:: Material provided
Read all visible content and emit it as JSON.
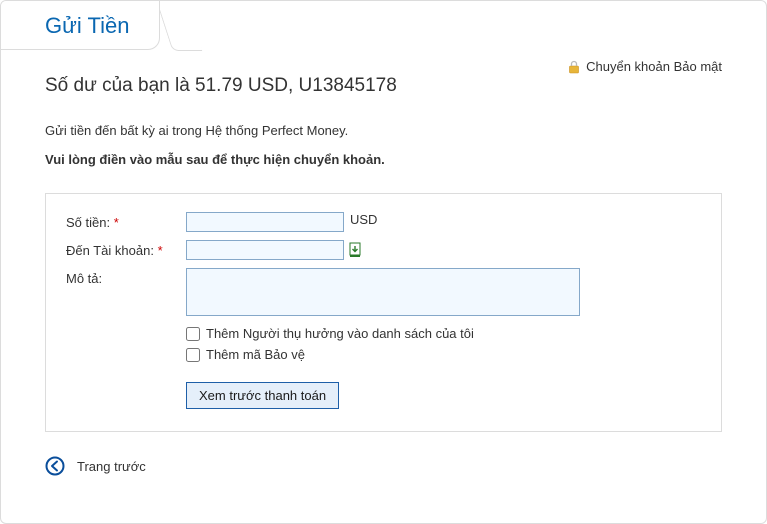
{
  "tab": {
    "title": "Gửi Tiền"
  },
  "balance_line": "Số dư của bạn là 51.79 USD, U13845178",
  "secure_label": "Chuyển khoản Bảo mật",
  "intro": "Gửi tiền đến bất kỳ ai trong Hệ thống Perfect Money.",
  "instruction": "Vui lòng điền vào mẫu sau để thực hiện chuyển khoản.",
  "form": {
    "amount_label": "Số tiền:",
    "amount_unit": "USD",
    "to_account_label": "Đến Tài khoản:",
    "memo_label": "Mô tả:",
    "add_payee_label": "Thêm Người thụ hưởng vào danh sách của tôi",
    "add_protection_label": "Thêm mã Bảo vệ",
    "submit_label": "Xem trước thanh toán",
    "required_mark": "*"
  },
  "back_label": "Trang trước"
}
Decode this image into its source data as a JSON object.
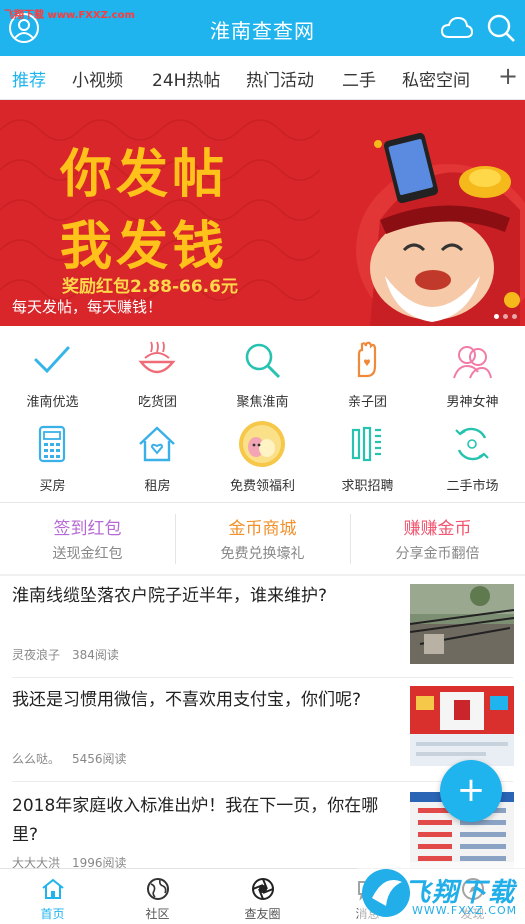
{
  "watermark_top": "飞翔下载 www.FXXZ.com",
  "header": {
    "title": "淮南查查网",
    "avatar_icon": "user-avatar-icon",
    "cloud_icon": "cloud-icon",
    "search_icon": "search-icon",
    "bg_color": "#1fb4ee"
  },
  "tabs": [
    {
      "label": "推荐",
      "active": true
    },
    {
      "label": "小视频"
    },
    {
      "label": "24H热帖"
    },
    {
      "label": "热门活动"
    },
    {
      "label": "二手"
    },
    {
      "label": "私密空间"
    }
  ],
  "tab_plus": "+",
  "banner": {
    "headline1": "你发帖",
    "headline2": "我发钱",
    "reward": "奖励红包2.88-66.6元",
    "caption": "每天发帖，每天赚钱！"
  },
  "grid": [
    {
      "label": "淮南优选",
      "icon": "check-icon",
      "color": "#35b5e8"
    },
    {
      "label": "吃货团",
      "icon": "food-bowl-icon",
      "color": "#f06b78"
    },
    {
      "label": "聚焦淮南",
      "icon": "magnifier-icon",
      "color": "#27c2b0"
    },
    {
      "label": "亲子团",
      "icon": "hand-heart-icon",
      "color": "#f08a3a"
    },
    {
      "label": "男神女神",
      "icon": "couple-icon",
      "color": "#f27ca8"
    },
    {
      "label": "买房",
      "icon": "calculator-icon",
      "color": "#3ab0e8"
    },
    {
      "label": "租房",
      "icon": "house-heart-icon",
      "color": "#3ab0e8"
    },
    {
      "label": "免费领福利",
      "icon": "gift-egg-icon",
      "color": "#f6c84a"
    },
    {
      "label": "求职招聘",
      "icon": "briefcase-icon",
      "color": "#27c2b0"
    },
    {
      "label": "二手市场",
      "icon": "recycle-icon",
      "color": "#27c2b0"
    }
  ],
  "promos": [
    {
      "title": "签到红包",
      "sub": "送现金红包",
      "color": "#b56ad6"
    },
    {
      "title": "金币商城",
      "sub": "免费兑换壕礼",
      "color": "#f0922e"
    },
    {
      "title": "赚赚金币",
      "sub": "分享金币翻倍",
      "color": "#f2556f"
    }
  ],
  "news": [
    {
      "title": "淮南线缆坠落农户院子近半年，谁来维护?",
      "author": "灵夜浪子",
      "reads": "384阅读"
    },
    {
      "title": "我还是习惯用微信，不喜欢用支付宝，你们呢?",
      "author": "么么哒。",
      "reads": "5456阅读"
    },
    {
      "title": "2018年家庭收入标准出炉！我在下一页，你在哪里?",
      "author": "大大大洪",
      "reads": "1996阅读"
    }
  ],
  "fab": "+",
  "bottom_nav": [
    {
      "label": "首页",
      "icon": "home-icon",
      "active": true
    },
    {
      "label": "社区",
      "icon": "globe-icon"
    },
    {
      "label": "查友圈",
      "icon": "camera-shutter-icon"
    },
    {
      "label": "消息",
      "icon": "message-icon"
    },
    {
      "label": "发现",
      "icon": "discover-icon"
    }
  ],
  "watermark_bottom": {
    "title": "飞翔下载",
    "url": "WWW.FXXZ.COM"
  }
}
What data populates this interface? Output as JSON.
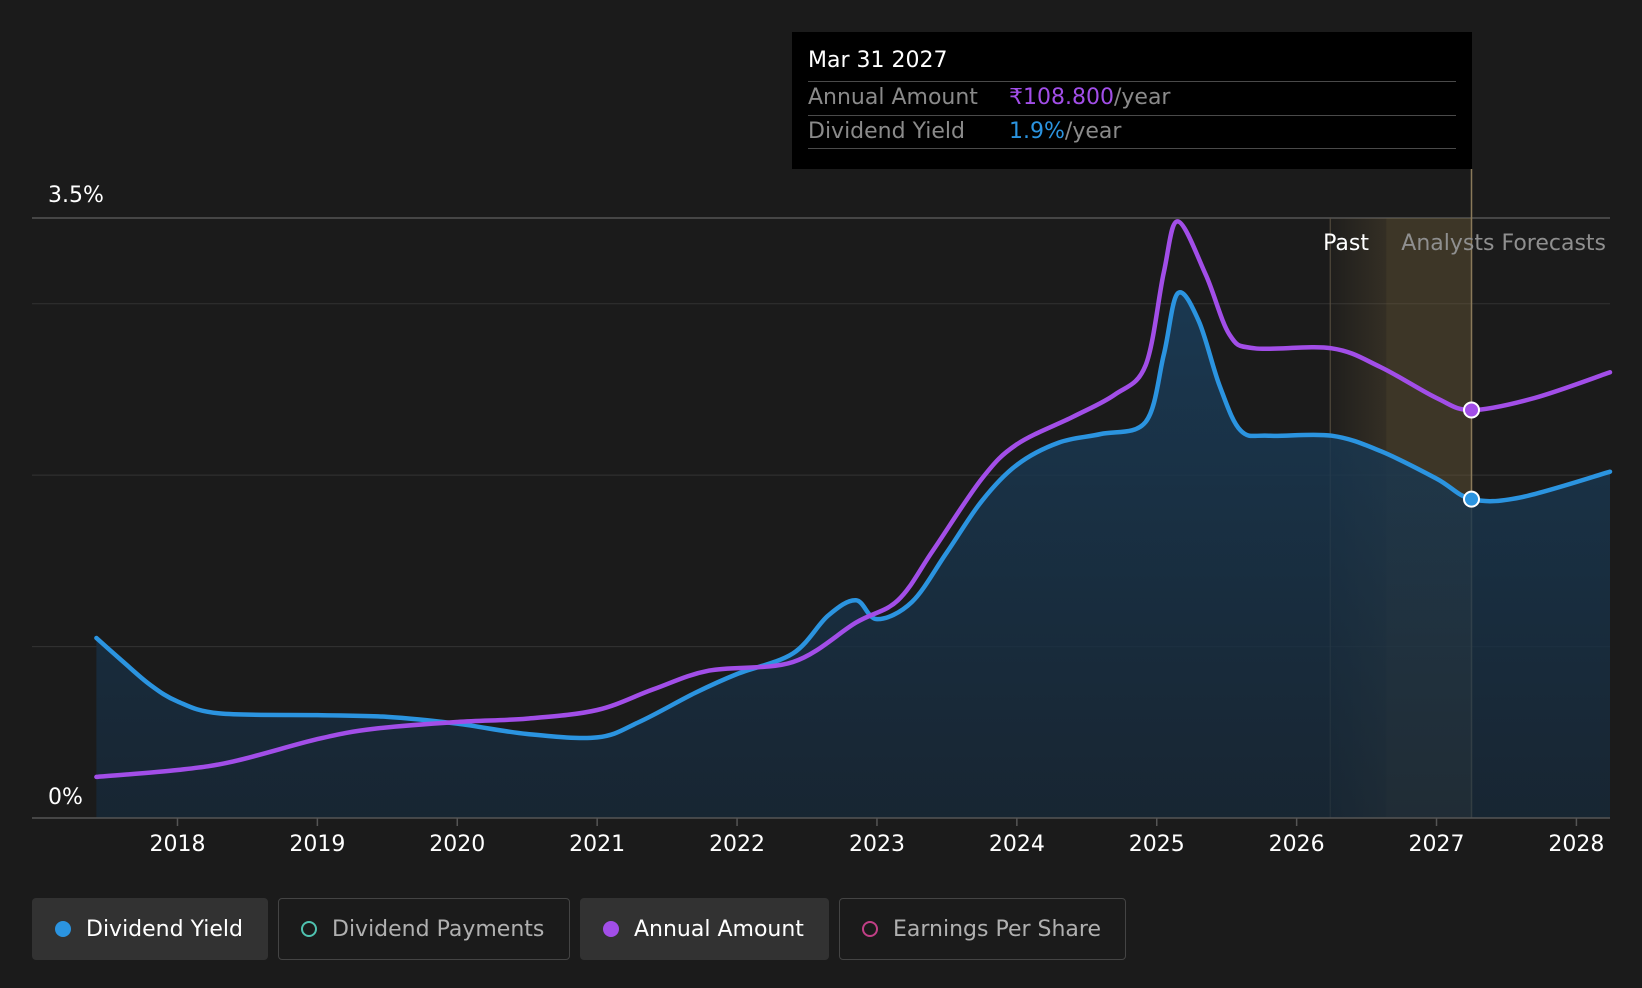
{
  "colors": {
    "dividend_yield": "#2b94e0",
    "annual_amount": "#a24ee8",
    "dividend_payments": "#4fc2b0",
    "earnings_per_share": "#c13f86",
    "forecast_band": "#6e5c3a",
    "background": "#1b1b1b"
  },
  "tooltip": {
    "date": "Mar 31 2027",
    "annual_amount_label": "Annual Amount",
    "annual_amount_value": "₹108.800",
    "annual_amount_unit": "/year",
    "dividend_yield_label": "Dividend Yield",
    "dividend_yield_value": "1.9%",
    "dividend_yield_unit": "/year"
  },
  "regions": {
    "past_label": "Past",
    "forecast_label": "Analysts Forecasts"
  },
  "legend": [
    {
      "label": "Dividend Yield",
      "active": true,
      "icon": "filled-dot-icon",
      "color": "#2b94e0"
    },
    {
      "label": "Dividend Payments",
      "active": false,
      "icon": "hollow-dot-icon",
      "color": "#4fc2b0"
    },
    {
      "label": "Annual Amount",
      "active": true,
      "icon": "filled-dot-icon",
      "color": "#a24ee8"
    },
    {
      "label": "Earnings Per Share",
      "active": false,
      "icon": "hollow-dot-icon",
      "color": "#c13f86"
    }
  ],
  "chart_data": {
    "type": "line",
    "y_tick_labels": [
      "3.5%",
      "0%"
    ],
    "ylim": [
      0,
      3.5
    ],
    "x_tick_labels": [
      "2018",
      "2019",
      "2020",
      "2021",
      "2022",
      "2023",
      "2024",
      "2025",
      "2026",
      "2027",
      "2028"
    ],
    "xlim": [
      2016.96,
      2028.24
    ],
    "grid": true,
    "forecast_band": [
      2026.24,
      2026.64,
      2027.25
    ],
    "highlight_x": 2027.25,
    "series": [
      {
        "name": "Dividend Yield",
        "color": "#2b94e0",
        "fill": true,
        "points": [
          [
            2017.42,
            1.05
          ],
          [
            2017.6,
            0.92
          ],
          [
            2017.8,
            0.78
          ],
          [
            2018.0,
            0.68
          ],
          [
            2018.3,
            0.61
          ],
          [
            2019.0,
            0.6
          ],
          [
            2019.5,
            0.59
          ],
          [
            2020.0,
            0.55
          ],
          [
            2020.5,
            0.49
          ],
          [
            2021.0,
            0.47
          ],
          [
            2021.3,
            0.56
          ],
          [
            2021.7,
            0.73
          ],
          [
            2022.0,
            0.84
          ],
          [
            2022.4,
            0.96
          ],
          [
            2022.65,
            1.18
          ],
          [
            2022.85,
            1.27
          ],
          [
            2023.0,
            1.16
          ],
          [
            2023.25,
            1.26
          ],
          [
            2023.5,
            1.55
          ],
          [
            2023.75,
            1.85
          ],
          [
            2024.0,
            2.06
          ],
          [
            2024.3,
            2.19
          ],
          [
            2024.6,
            2.24
          ],
          [
            2024.92,
            2.31
          ],
          [
            2025.05,
            2.7
          ],
          [
            2025.15,
            3.06
          ],
          [
            2025.3,
            2.9
          ],
          [
            2025.45,
            2.52
          ],
          [
            2025.6,
            2.26
          ],
          [
            2025.8,
            2.23
          ],
          [
            2026.25,
            2.23
          ],
          [
            2026.6,
            2.14
          ],
          [
            2027.0,
            1.98
          ],
          [
            2027.25,
            1.86
          ],
          [
            2027.6,
            1.87
          ],
          [
            2028.24,
            2.02
          ]
        ]
      },
      {
        "name": "Annual Amount",
        "color": "#a24ee8",
        "fill": false,
        "points": [
          [
            2017.42,
            0.24
          ],
          [
            2018.0,
            0.28
          ],
          [
            2018.4,
            0.33
          ],
          [
            2019.0,
            0.46
          ],
          [
            2019.4,
            0.52
          ],
          [
            2020.0,
            0.56
          ],
          [
            2020.5,
            0.58
          ],
          [
            2021.0,
            0.63
          ],
          [
            2021.4,
            0.75
          ],
          [
            2021.8,
            0.86
          ],
          [
            2022.4,
            0.91
          ],
          [
            2022.85,
            1.14
          ],
          [
            2023.15,
            1.27
          ],
          [
            2023.4,
            1.56
          ],
          [
            2023.75,
            1.98
          ],
          [
            2024.0,
            2.18
          ],
          [
            2024.4,
            2.34
          ],
          [
            2024.7,
            2.47
          ],
          [
            2024.92,
            2.64
          ],
          [
            2025.05,
            3.18
          ],
          [
            2025.15,
            3.48
          ],
          [
            2025.35,
            3.17
          ],
          [
            2025.52,
            2.82
          ],
          [
            2025.7,
            2.74
          ],
          [
            2026.25,
            2.74
          ],
          [
            2026.6,
            2.63
          ],
          [
            2027.0,
            2.45
          ],
          [
            2027.25,
            2.38
          ],
          [
            2027.7,
            2.45
          ],
          [
            2028.24,
            2.6
          ]
        ]
      }
    ]
  }
}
::::
Your objective>
Isolate the lines above that contain the word "trước" and copy them.

Problem solution>
    "submit_label": "Xem trước thanh toán",
  "back_label": "Trang trước"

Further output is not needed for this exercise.